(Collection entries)

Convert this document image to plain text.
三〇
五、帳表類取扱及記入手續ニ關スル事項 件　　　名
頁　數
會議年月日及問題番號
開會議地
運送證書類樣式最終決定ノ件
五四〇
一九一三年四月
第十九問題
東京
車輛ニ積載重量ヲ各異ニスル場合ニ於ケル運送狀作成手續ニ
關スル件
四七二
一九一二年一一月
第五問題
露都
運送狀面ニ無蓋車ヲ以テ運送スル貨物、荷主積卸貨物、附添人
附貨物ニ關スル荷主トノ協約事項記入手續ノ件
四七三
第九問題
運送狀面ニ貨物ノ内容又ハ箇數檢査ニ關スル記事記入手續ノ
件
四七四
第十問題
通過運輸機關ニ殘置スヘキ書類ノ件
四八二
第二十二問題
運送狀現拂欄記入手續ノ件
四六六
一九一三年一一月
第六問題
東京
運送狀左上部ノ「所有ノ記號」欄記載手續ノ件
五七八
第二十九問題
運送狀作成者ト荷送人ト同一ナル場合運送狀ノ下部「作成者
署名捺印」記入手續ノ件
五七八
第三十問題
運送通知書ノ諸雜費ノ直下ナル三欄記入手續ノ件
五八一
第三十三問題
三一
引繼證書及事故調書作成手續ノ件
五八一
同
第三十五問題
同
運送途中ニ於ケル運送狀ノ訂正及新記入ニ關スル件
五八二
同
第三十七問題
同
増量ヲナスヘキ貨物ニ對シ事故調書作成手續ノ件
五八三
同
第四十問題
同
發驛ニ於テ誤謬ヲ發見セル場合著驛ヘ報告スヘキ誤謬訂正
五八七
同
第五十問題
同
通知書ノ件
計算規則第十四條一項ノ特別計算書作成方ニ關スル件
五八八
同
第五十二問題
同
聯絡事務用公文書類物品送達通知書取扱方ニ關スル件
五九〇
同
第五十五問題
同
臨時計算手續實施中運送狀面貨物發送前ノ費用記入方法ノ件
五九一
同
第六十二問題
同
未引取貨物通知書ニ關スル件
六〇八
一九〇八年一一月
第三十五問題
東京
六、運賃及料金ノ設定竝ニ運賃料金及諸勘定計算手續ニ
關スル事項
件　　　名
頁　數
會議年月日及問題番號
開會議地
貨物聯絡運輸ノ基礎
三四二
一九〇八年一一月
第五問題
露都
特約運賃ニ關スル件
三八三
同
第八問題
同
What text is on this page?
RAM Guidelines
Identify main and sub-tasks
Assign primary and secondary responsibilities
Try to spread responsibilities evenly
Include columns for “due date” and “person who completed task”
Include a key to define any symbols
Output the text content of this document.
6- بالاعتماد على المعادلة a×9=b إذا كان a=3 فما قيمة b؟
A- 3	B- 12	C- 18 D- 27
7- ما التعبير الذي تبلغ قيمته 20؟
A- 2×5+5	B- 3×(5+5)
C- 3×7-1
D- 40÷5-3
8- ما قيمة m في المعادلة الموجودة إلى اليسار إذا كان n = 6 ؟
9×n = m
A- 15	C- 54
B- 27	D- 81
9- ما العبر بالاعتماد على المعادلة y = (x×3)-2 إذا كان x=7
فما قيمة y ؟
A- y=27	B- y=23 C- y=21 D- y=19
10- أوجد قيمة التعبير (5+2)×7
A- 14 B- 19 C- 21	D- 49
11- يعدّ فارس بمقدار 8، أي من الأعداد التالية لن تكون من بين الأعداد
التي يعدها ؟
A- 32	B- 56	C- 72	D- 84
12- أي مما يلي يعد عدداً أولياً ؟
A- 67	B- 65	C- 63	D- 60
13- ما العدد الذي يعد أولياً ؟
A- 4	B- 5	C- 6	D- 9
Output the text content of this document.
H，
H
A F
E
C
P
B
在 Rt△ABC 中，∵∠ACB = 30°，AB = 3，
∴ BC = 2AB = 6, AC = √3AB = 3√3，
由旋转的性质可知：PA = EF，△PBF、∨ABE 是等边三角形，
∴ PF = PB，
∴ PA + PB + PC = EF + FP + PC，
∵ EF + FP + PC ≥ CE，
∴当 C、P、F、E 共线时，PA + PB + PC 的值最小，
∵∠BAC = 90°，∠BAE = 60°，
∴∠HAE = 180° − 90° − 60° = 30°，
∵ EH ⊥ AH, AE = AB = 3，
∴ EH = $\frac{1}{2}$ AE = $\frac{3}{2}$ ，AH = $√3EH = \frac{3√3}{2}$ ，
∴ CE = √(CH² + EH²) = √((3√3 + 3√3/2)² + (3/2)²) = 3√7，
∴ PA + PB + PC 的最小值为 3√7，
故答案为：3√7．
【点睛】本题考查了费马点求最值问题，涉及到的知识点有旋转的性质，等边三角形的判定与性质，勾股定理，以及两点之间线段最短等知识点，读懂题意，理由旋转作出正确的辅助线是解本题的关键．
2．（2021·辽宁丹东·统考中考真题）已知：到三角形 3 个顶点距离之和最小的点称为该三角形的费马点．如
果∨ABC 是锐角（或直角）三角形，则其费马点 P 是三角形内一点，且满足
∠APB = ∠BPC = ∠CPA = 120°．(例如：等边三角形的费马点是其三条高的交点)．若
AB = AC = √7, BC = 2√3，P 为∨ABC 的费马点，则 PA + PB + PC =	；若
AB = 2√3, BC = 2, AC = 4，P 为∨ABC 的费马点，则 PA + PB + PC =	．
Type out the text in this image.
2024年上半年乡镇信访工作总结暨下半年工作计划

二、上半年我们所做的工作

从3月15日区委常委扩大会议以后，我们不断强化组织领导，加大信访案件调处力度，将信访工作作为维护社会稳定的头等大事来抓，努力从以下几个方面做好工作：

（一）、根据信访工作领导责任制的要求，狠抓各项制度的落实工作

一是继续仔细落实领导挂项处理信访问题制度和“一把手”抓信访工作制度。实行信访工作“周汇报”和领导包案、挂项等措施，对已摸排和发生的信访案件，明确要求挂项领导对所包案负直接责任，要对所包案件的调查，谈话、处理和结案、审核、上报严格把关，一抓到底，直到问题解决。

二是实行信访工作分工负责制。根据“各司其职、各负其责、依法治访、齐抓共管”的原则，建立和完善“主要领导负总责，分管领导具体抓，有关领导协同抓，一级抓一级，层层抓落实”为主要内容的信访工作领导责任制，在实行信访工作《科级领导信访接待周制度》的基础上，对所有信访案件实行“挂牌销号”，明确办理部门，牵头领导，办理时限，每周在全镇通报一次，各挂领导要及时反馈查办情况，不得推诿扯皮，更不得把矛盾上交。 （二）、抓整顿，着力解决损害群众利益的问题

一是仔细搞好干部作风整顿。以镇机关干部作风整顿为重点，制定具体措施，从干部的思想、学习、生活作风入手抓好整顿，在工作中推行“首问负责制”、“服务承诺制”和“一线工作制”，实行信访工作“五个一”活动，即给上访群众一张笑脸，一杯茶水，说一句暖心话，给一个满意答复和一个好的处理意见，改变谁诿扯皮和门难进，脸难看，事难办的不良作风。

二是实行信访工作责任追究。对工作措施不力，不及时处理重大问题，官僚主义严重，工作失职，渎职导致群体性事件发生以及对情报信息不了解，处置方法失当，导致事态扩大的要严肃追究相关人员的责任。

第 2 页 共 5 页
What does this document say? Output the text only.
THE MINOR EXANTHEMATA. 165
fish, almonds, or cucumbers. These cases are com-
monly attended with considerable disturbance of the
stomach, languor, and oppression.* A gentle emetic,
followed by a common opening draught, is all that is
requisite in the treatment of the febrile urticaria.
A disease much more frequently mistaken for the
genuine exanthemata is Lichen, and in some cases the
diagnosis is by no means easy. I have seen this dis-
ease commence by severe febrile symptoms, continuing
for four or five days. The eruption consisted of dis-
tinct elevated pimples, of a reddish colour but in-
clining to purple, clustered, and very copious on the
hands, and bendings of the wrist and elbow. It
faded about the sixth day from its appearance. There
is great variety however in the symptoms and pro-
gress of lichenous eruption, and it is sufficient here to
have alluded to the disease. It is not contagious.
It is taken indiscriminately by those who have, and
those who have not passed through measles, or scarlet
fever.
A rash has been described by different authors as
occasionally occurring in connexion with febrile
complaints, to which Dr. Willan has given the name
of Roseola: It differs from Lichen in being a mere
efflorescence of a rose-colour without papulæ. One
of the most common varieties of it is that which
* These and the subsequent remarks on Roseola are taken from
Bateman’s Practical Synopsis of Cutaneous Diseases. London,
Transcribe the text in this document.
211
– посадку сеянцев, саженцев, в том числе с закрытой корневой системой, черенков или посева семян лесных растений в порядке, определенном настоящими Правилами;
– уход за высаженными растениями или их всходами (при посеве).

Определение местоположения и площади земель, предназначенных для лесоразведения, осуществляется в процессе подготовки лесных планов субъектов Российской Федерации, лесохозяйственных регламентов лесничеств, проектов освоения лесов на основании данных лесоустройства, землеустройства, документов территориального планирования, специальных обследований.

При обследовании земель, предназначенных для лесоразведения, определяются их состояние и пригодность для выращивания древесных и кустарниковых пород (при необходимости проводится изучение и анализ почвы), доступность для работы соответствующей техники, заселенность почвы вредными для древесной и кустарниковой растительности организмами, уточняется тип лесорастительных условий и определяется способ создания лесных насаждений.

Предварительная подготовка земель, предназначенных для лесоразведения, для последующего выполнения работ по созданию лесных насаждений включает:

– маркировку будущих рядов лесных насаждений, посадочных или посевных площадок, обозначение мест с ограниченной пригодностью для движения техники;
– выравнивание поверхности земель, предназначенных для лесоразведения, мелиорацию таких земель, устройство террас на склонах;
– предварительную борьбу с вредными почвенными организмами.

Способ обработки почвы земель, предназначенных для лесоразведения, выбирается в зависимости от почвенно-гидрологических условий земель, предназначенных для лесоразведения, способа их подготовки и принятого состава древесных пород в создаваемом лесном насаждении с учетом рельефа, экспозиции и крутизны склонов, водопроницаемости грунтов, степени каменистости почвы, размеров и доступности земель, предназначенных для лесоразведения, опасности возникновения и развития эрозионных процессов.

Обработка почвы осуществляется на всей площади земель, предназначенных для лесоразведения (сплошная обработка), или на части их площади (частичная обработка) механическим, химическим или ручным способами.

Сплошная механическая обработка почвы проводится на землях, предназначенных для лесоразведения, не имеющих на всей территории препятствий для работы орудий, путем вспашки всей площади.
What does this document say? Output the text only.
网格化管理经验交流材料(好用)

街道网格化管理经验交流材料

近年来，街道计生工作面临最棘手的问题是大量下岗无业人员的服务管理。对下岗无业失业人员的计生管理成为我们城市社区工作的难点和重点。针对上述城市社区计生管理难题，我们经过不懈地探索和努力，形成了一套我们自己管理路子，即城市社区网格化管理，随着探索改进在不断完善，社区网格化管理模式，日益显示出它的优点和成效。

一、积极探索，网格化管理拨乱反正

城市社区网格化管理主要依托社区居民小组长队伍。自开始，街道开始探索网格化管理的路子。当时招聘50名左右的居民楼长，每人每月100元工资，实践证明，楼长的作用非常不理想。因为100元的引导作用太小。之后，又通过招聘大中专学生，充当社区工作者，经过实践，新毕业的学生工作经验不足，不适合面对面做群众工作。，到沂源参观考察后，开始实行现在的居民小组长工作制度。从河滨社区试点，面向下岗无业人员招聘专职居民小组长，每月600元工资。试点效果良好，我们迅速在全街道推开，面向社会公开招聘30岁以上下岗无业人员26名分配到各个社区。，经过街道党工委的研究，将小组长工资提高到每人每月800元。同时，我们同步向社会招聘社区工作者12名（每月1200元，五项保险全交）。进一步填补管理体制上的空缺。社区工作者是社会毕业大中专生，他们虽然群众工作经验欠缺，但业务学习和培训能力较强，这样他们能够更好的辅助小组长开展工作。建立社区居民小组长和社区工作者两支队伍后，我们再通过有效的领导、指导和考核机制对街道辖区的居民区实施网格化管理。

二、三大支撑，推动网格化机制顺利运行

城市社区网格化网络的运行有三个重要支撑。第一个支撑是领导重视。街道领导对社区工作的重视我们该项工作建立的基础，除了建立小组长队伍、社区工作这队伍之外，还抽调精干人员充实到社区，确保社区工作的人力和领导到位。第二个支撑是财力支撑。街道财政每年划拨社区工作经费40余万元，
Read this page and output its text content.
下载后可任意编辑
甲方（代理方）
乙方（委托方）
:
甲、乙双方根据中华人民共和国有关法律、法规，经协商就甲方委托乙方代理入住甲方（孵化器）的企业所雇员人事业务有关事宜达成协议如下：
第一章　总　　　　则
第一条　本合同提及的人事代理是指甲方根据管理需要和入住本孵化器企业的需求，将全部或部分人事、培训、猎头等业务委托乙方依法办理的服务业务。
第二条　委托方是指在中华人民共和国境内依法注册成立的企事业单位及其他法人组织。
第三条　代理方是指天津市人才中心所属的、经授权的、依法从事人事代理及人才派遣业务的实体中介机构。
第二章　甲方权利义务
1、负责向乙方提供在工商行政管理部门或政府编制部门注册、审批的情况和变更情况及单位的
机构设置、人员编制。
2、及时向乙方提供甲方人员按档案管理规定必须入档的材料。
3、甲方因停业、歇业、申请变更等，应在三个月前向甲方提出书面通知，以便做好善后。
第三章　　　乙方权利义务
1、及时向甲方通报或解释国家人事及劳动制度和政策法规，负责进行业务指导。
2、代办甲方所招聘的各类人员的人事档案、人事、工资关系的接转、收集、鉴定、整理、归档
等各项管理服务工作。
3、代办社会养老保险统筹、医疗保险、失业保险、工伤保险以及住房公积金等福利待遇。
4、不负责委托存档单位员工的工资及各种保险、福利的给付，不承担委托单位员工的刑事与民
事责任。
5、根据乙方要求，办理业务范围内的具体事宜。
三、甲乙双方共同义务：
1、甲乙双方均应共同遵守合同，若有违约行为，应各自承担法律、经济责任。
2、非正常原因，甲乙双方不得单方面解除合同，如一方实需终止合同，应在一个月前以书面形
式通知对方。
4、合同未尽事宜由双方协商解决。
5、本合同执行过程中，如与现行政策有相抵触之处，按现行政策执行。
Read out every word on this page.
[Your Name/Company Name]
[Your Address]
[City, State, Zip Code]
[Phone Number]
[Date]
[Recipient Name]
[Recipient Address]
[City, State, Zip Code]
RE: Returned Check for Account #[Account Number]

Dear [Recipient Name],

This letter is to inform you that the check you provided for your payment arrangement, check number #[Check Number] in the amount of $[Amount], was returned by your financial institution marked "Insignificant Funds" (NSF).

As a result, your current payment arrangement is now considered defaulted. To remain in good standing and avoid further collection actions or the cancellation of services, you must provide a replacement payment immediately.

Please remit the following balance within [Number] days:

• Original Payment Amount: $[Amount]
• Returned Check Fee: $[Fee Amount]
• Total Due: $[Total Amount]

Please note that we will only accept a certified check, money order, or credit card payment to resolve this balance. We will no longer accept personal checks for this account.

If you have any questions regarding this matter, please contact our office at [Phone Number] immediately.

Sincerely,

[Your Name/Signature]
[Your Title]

#### [Stated task]
Looking at the entries above, how many lines contain the word "Phone"? Answer with the number alone.

#### [Task solution]
2